- **SUPPLIED RECORDS**:
○ ○ ○ ○ ○ ○ ○

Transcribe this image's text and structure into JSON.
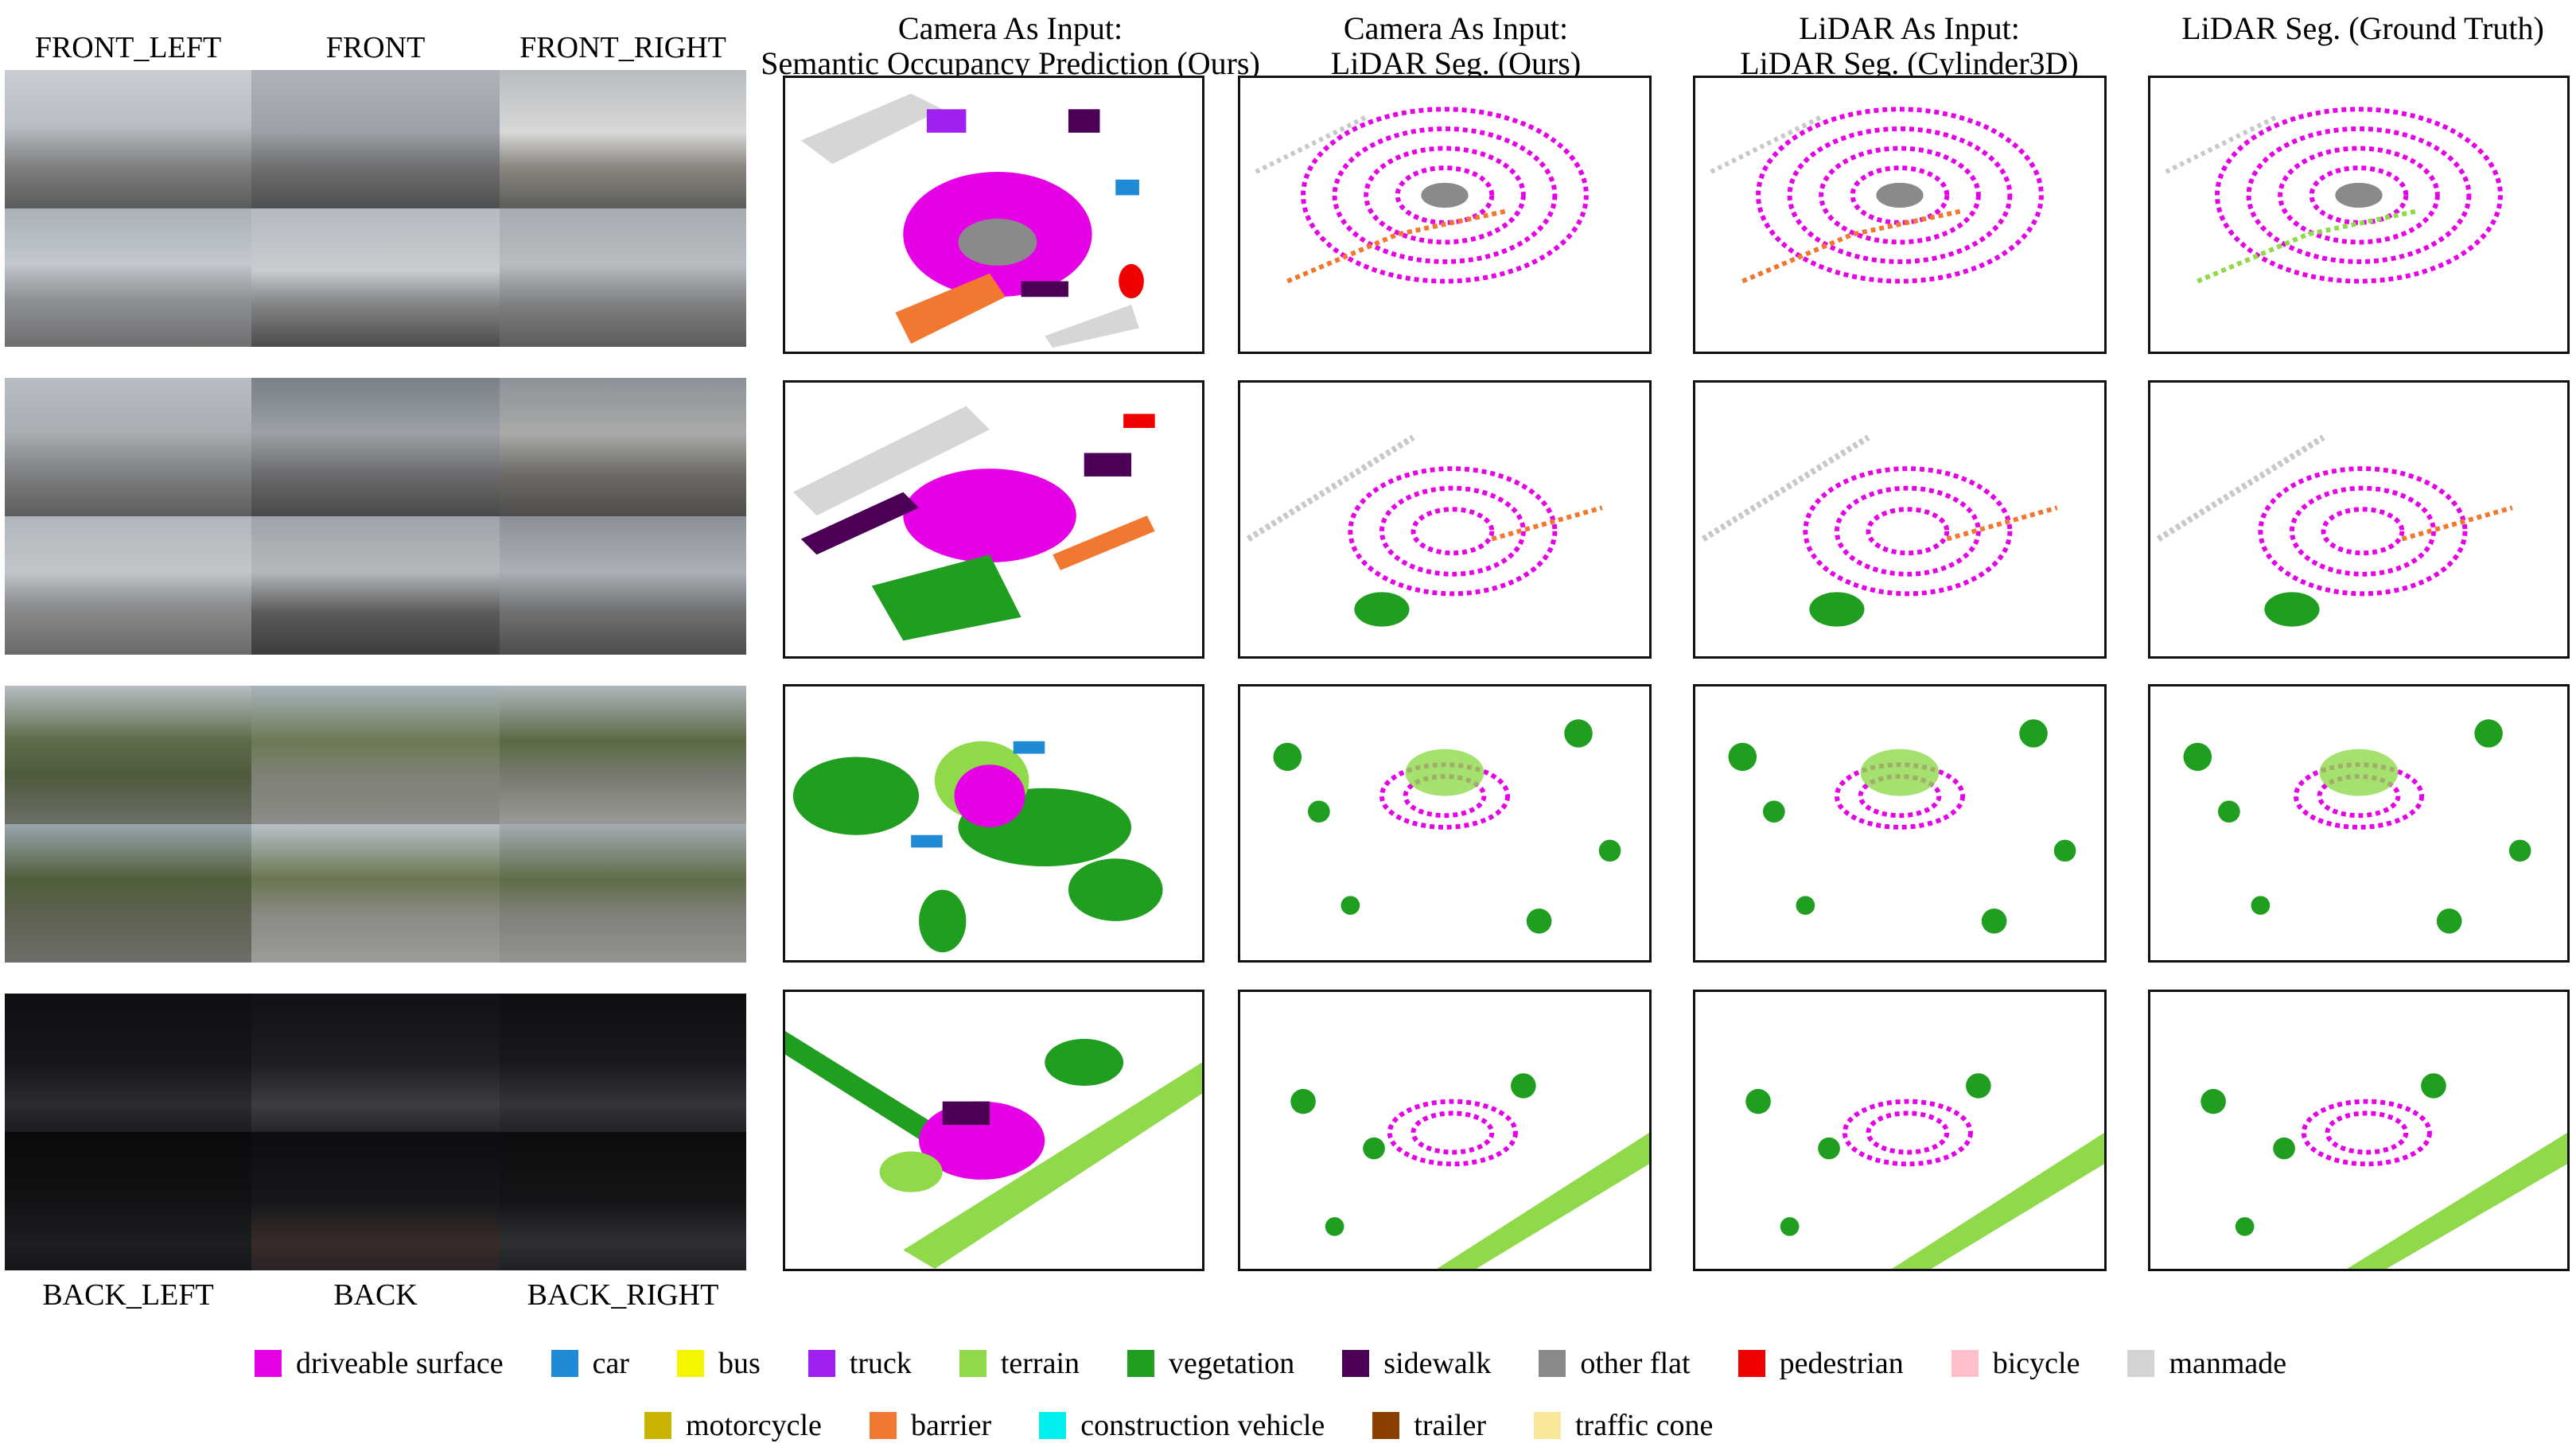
{
  "camera_labels": {
    "front_left": "FRONT_LEFT",
    "front": "FRONT",
    "front_right": "FRONT_RIGHT",
    "back_left": "BACK_LEFT",
    "back": "BACK",
    "back_right": "BACK_RIGHT"
  },
  "columns": [
    {
      "line1": "Camera As Input:",
      "line2": "Semantic Occupancy Prediction (Ours)"
    },
    {
      "line1": "Camera As Input:",
      "line2": "LiDAR Seg. (Ours)"
    },
    {
      "line1": "LiDAR As Input:",
      "line2": "LiDAR Seg. (Cylinder3D)"
    },
    {
      "line1": "",
      "line2": "LiDAR Seg. (Ground Truth)"
    }
  ],
  "legend": {
    "row1": [
      {
        "label": "driveable surface",
        "color": "#e600e6"
      },
      {
        "label": "car",
        "color": "#1f8ad6"
      },
      {
        "label": "bus",
        "color": "#f5f500"
      },
      {
        "label": "truck",
        "color": "#a020f0"
      },
      {
        "label": "terrain",
        "color": "#8fd94a"
      },
      {
        "label": "vegetation",
        "color": "#1f9e1f"
      },
      {
        "label": "sidewalk",
        "color": "#4b0055"
      },
      {
        "label": "other flat",
        "color": "#8a8a8a"
      },
      {
        "label": "pedestrian",
        "color": "#f00000"
      },
      {
        "label": "bicycle",
        "color": "#ffc0cb"
      },
      {
        "label": "manmade",
        "color": "#d3d3d3"
      }
    ],
    "row2": [
      {
        "label": "motorcycle",
        "color": "#c8b400"
      },
      {
        "label": "barrier",
        "color": "#f07830"
      },
      {
        "label": "construction vehicle",
        "color": "#00f0f0"
      },
      {
        "label": "trailer",
        "color": "#8b4000"
      },
      {
        "label": "traffic cone",
        "color": "#fae89a"
      }
    ]
  }
}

○ ○ ○ ○ ○ ○ ○

- **REQUIREMENTS**: Copy all the data exactly as written, but skip any picture.

- **EXERCISE OUTPUT**:
Transcribe this image's text and structure into JSON.
{
  "camera_labels": {
    "front_left": "FRONT_LEFT",
    "front": "FRONT",
    "front_right": "FRONT_RIGHT",
    "back_left": "BACK_LEFT",
    "back": "BACK",
    "back_right": "BACK_RIGHT"
  },
  "columns": [
    {
      "line1": "Camera As Input:",
      "line2": "Semantic Occupancy Prediction (Ours)"
    },
    {
      "line1": "Camera As Input:",
      "line2": "LiDAR Seg. (Ours)"
    },
    {
      "line1": "LiDAR As Input:",
      "line2": "LiDAR Seg. (Cylinder3D)"
    },
    {
      "line1": "",
      "line2": "LiDAR Seg. (Ground Truth)"
    }
  ],
  "legend": {
    "row1": [
      {
        "label": "driveable surface",
        "color": "#e600e6"
      },
      {
        "label": "car",
        "color": "#1f8ad6"
      },
      {
        "label": "bus",
        "color": "#f5f500"
      },
      {
        "label": "truck",
        "color": "#a020f0"
      },
      {
        "label": "terrain",
        "color": "#8fd94a"
      },
      {
        "label": "vegetation",
        "color": "#1f9e1f"
      },
      {
        "label": "sidewalk",
        "color": "#4b0055"
      },
      {
        "label": "other flat",
        "color": "#8a8a8a"
      },
      {
        "label": "pedestrian",
        "color": "#f00000"
      },
      {
        "label": "bicycle",
        "color": "#ffc0cb"
      },
      {
        "label": "manmade",
        "color": "#d3d3d3"
      }
    ],
    "row2": [
      {
        "label": "motorcycle",
        "color": "#c8b400"
      },
      {
        "label": "barrier",
        "color": "#f07830"
      },
      {
        "label": "construction vehicle",
        "color": "#00f0f0"
      },
      {
        "label": "trailer",
        "color": "#8b4000"
      },
      {
        "label": "traffic cone",
        "color": "#fae89a"
      }
    ]
  }
}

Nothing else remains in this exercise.